[Dataset records]
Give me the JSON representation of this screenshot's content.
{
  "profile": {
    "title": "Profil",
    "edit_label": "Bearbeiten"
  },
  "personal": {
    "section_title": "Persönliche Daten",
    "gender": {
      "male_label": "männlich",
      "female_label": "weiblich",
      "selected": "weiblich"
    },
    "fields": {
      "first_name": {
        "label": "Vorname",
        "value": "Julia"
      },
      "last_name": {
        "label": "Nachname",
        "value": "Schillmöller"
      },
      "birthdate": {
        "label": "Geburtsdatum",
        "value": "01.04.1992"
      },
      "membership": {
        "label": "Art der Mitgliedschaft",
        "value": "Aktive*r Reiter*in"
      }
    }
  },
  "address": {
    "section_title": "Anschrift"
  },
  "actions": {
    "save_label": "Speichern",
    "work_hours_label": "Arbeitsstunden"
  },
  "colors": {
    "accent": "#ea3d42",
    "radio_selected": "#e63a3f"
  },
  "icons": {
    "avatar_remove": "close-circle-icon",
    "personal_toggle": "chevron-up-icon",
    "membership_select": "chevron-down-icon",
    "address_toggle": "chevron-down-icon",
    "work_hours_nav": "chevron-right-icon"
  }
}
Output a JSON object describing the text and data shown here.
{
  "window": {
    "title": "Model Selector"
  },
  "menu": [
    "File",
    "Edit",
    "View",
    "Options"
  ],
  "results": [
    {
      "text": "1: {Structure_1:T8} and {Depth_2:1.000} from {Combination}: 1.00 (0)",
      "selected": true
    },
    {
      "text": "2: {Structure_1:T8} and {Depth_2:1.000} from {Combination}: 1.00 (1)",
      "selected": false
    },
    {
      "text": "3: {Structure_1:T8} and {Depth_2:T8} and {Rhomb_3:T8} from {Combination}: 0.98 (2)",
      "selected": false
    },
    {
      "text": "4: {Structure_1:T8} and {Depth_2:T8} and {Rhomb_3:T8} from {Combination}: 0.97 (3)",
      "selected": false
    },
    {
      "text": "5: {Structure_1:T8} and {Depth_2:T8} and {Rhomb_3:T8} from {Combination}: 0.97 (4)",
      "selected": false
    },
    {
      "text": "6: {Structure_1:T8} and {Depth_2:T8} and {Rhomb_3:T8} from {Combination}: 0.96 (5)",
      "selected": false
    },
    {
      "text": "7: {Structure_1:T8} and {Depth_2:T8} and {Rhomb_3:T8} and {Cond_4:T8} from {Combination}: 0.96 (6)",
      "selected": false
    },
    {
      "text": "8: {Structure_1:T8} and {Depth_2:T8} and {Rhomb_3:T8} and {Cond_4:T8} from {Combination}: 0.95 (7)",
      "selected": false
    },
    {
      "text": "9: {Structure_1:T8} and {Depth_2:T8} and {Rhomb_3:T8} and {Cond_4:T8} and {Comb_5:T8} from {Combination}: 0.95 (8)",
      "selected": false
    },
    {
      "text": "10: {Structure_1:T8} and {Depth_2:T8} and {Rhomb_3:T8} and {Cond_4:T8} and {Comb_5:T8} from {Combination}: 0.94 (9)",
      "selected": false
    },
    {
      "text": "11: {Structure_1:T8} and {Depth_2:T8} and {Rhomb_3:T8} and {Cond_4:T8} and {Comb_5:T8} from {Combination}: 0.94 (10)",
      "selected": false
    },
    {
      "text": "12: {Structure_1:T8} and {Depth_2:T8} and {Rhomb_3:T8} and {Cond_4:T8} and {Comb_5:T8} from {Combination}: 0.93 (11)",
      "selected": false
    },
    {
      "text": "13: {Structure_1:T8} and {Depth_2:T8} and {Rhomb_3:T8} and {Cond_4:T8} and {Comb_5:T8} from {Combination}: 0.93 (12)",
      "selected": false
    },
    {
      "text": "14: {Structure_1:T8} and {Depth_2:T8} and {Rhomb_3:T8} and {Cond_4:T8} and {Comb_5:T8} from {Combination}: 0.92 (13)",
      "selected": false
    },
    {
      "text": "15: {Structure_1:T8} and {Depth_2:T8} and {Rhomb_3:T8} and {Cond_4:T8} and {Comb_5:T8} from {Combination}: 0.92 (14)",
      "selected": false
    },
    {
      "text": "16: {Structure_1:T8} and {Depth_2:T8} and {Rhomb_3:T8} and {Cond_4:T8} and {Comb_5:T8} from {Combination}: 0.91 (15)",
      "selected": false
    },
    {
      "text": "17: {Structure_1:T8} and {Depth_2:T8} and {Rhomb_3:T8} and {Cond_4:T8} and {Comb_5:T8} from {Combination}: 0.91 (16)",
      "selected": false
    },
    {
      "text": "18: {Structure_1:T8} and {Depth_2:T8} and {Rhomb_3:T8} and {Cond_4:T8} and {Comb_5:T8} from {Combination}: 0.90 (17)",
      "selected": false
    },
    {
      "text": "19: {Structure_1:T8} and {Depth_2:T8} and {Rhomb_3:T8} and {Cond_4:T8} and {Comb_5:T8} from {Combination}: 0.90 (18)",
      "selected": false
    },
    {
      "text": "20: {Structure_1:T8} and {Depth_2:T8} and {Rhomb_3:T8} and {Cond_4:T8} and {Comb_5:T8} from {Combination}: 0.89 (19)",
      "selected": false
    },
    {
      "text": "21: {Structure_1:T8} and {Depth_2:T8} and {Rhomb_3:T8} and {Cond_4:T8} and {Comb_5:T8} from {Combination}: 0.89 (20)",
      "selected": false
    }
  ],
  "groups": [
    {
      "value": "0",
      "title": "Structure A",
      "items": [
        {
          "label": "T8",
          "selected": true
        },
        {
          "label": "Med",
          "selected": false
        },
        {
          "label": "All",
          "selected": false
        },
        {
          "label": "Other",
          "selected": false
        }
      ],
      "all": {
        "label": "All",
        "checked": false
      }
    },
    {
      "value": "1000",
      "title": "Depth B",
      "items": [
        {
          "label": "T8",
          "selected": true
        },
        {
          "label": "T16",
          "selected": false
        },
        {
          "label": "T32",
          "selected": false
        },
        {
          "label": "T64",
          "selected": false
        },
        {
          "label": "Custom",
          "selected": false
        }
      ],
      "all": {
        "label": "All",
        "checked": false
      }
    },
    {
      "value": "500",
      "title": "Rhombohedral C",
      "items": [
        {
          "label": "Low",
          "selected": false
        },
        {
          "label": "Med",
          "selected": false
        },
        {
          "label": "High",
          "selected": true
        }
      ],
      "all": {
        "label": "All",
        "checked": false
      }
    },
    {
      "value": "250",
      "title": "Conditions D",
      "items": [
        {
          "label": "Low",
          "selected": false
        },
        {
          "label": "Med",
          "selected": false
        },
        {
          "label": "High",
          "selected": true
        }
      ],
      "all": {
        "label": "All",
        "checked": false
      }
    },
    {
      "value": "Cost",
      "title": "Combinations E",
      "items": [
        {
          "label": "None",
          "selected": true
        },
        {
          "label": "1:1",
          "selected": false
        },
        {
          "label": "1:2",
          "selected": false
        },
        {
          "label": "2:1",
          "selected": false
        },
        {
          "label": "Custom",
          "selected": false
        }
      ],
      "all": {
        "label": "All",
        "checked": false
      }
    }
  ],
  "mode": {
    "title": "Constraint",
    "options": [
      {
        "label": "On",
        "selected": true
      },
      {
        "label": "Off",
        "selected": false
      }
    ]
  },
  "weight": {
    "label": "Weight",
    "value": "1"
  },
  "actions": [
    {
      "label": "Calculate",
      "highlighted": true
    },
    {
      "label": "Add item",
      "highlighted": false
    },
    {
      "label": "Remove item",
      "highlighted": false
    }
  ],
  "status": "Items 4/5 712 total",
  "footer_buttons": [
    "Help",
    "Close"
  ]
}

§ **WHAT TO DO**: Reproduce the listing in full. Keep it exactly as written.

§ **FINISHED ANSWER**:
Give me the JSON representation of this screenshot's content.
{
  "profile": {
    "title": "Profil",
    "edit_label": "Bearbeiten"
  },
  "personal": {
    "section_title": "Persönliche Daten",
    "gender": {
      "male_label": "männlich",
      "female_label": "weiblich",
      "selected": "weiblich"
    },
    "fields": {
      "first_name": {
        "label": "Vorname",
        "value": "Julia"
      },
      "last_name": {
        "label": "Nachname",
        "value": "Schillmöller"
      },
      "birthdate": {
        "label": "Geburtsdatum",
        "value": "01.04.1992"
      },
      "membership": {
        "label": "Art der Mitgliedschaft",
        "value": "Aktive*r Reiter*in"
      }
    }
  },
  "address": {
    "section_title": "Anschrift"
  },
  "actions": {
    "save_label": "Speichern",
    "work_hours_label": "Arbeitsstunden"
  },
  "colors": {
    "accent": "#ea3d42",
    "radio_selected": "#e63a3f"
  },
  "icons": {
    "avatar_remove": "close-circle-icon",
    "personal_toggle": "chevron-up-icon",
    "membership_select": "chevron-down-icon",
    "address_toggle": "chevron-down-icon",
    "work_hours_nav": "chevron-right-icon"
  }
}
Output a JSON object describing the text and data shown here.
{
  "window": {
    "title": "Model Selector"
  },
  "menu": [
    "File",
    "Edit",
    "View",
    "Options"
  ],
  "results": [
    {
      "text": "1: {Structure_1:T8} and {Depth_2:1.000} from {Combination}: 1.00 (0)",
      "selected": true
    },
    {
      "text": "2: {Structure_1:T8} and {Depth_2:1.000} from {Combination}: 1.00 (1)",
      "selected": false
    },
    {
      "text": "3: {Structure_1:T8} and {Depth_2:T8} and {Rhomb_3:T8} from {Combination}: 0.98 (2)",
      "selected": false
    },
    {
      "text": "4: {Structure_1:T8} and {Depth_2:T8} and {Rhomb_3:T8} from {Combination}: 0.97 (3)",
      "selected": false
    },
    {
      "text": "5: {Structure_1:T8} and {Depth_2:T8} and {Rhomb_3:T8} from {Combination}: 0.97 (4)",
      "selected": false
    },
    {
      "text": "6: {Structure_1:T8} and {Depth_2:T8} and {Rhomb_3:T8} from {Combination}: 0.96 (5)",
      "selected": false
    },
    {
      "text": "7: {Structure_1:T8} and {Depth_2:T8} and {Rhomb_3:T8} and {Cond_4:T8} from {Combination}: 0.96 (6)",
      "selected": false
    },
    {
      "text": "8: {Structure_1:T8} and {Depth_2:T8} and {Rhomb_3:T8} and {Cond_4:T8} from {Combination}: 0.95 (7)",
      "selected": false
    },
    {
      "text": "9: {Structure_1:T8} and {Depth_2:T8} and {Rhomb_3:T8} and {Cond_4:T8} and {Comb_5:T8} from {Combination}: 0.95 (8)",
      "selected": false
    },
    {
      "text": "10: {Structure_1:T8} and {Depth_2:T8} and {Rhomb_3:T8} and {Cond_4:T8} and {Comb_5:T8} from {Combination}: 0.94 (9)",
      "selected": false
    },
    {
      "text": "11: {Structure_1:T8} and {Depth_2:T8} and {Rhomb_3:T8} and {Cond_4:T8} and {Comb_5:T8} from {Combination}: 0.94 (10)",
      "selected": false
    },
    {
      "text": "12: {Structure_1:T8} and {Depth_2:T8} and {Rhomb_3:T8} and {Cond_4:T8} and {Comb_5:T8} from {Combination}: 0.93 (11)",
      "selected": false
    },
    {
      "text": "13: {Structure_1:T8} and {Depth_2:T8} and {Rhomb_3:T8} and {Cond_4:T8} and {Comb_5:T8} from {Combination}: 0.93 (12)",
      "selected": false
    },
    {
      "text": "14: {Structure_1:T8} and {Depth_2:T8} and {Rhomb_3:T8} and {Cond_4:T8} and {Comb_5:T8} from {Combination}: 0.92 (13)",
      "selected": false
    },
    {
      "text": "15: {Structure_1:T8} and {Depth_2:T8} and {Rhomb_3:T8} and {Cond_4:T8} and {Comb_5:T8} from {Combination}: 0.92 (14)",
      "selected": false
    },
    {
      "text": "16: {Structure_1:T8} and {Depth_2:T8} and {Rhomb_3:T8} and {Cond_4:T8} and {Comb_5:T8} from {Combination}: 0.91 (15)",
      "selected": false
    },
    {
      "text": "17: {Structure_1:T8} and {Depth_2:T8} and {Rhomb_3:T8} and {Cond_4:T8} and {Comb_5:T8} from {Combination}: 0.91 (16)",
      "selected": false
    },
    {
      "text": "18: {Structure_1:T8} and {Depth_2:T8} and {Rhomb_3:T8} and {Cond_4:T8} and {Comb_5:T8} from {Combination}: 0.90 (17)",
      "selected": false
    },
    {
      "text": "19: {Structure_1:T8} and {Depth_2:T8} and {Rhomb_3:T8} and {Cond_4:T8} and {Comb_5:T8} from {Combination}: 0.90 (18)",
      "selected": false
    },
    {
      "text": "20: {Structure_1:T8} and {Depth_2:T8} and {Rhomb_3:T8} and {Cond_4:T8} and {Comb_5:T8} from {Combination}: 0.89 (19)",
      "selected": false
    },
    {
      "text": "21: {Structure_1:T8} and {Depth_2:T8} and {Rhomb_3:T8} and {Cond_4:T8} and {Comb_5:T8} from {Combination}: 0.89 (20)",
      "selected": false
    }
  ],
  "groups": [
    {
      "value": "0",
      "title": "Structure A",
      "items": [
        {
          "label": "T8",
          "selected": true
        },
        {
          "label": "Med",
          "selected": false
        },
        {
          "label": "All",
          "selected": false
        },
        {
          "label": "Other",
          "selected": false
        }
      ],
      "all": {
        "label": "All",
        "checked": false
      }
    },
    {
      "value": "1000",
      "title": "Depth B",
      "items": [
        {
          "label": "T8",
          "selected": true
        },
        {
          "label": "T16",
          "selected": false
        },
        {
          "label": "T32",
          "selected": false
        },
        {
          "label": "T64",
          "selected": false
        },
        {
          "label": "Custom",
          "selected": false
        }
      ],
      "all": {
        "label": "All",
        "checked": false
      }
    },
    {
      "value": "500",
      "title": "Rhombohedral C",
      "items": [
        {
          "label": "Low",
          "selected": false
        },
        {
          "label": "Med",
          "selected": false
        },
        {
          "label": "High",
          "selected": true
        }
      ],
      "all": {
        "label": "All",
        "checked": false
      }
    },
    {
      "value": "250",
      "title": "Conditions D",
      "items": [
        {
          "label": "Low",
          "selected": false
        },
        {
          "label": "Med",
          "selected": false
        },
        {
          "label": "High",
          "selected": true
        }
      ],
      "all": {
        "label": "All",
        "checked": false
      }
    },
    {
      "value": "Cost",
      "title": "Combinations E",
      "items": [
        {
          "label": "None",
          "selected": true
        },
        {
          "label": "1:1",
          "selected": false
        },
        {
          "label": "1:2",
          "selected": false
        },
        {
          "label": "2:1",
          "selected": false
        },
        {
          "label": "Custom",
          "selected": false
        }
      ],
      "all": {
        "label": "All",
        "checked": false
      }
    }
  ],
  "mode": {
    "title": "Constraint",
    "options": [
      {
        "label": "On",
        "selected": true
      },
      {
        "label": "Off",
        "selected": false
      }
    ]
  },
  "weight": {
    "label": "Weight",
    "value": "1"
  },
  "actions": [
    {
      "label": "Calculate",
      "highlighted": true
    },
    {
      "label": "Add item",
      "highlighted": false
    },
    {
      "label": "Remove item",
      "highlighted": false
    }
  ],
  "status": "Items 4/5 712 total",
  "footer_buttons": [
    "Help",
    "Close"
  ]
}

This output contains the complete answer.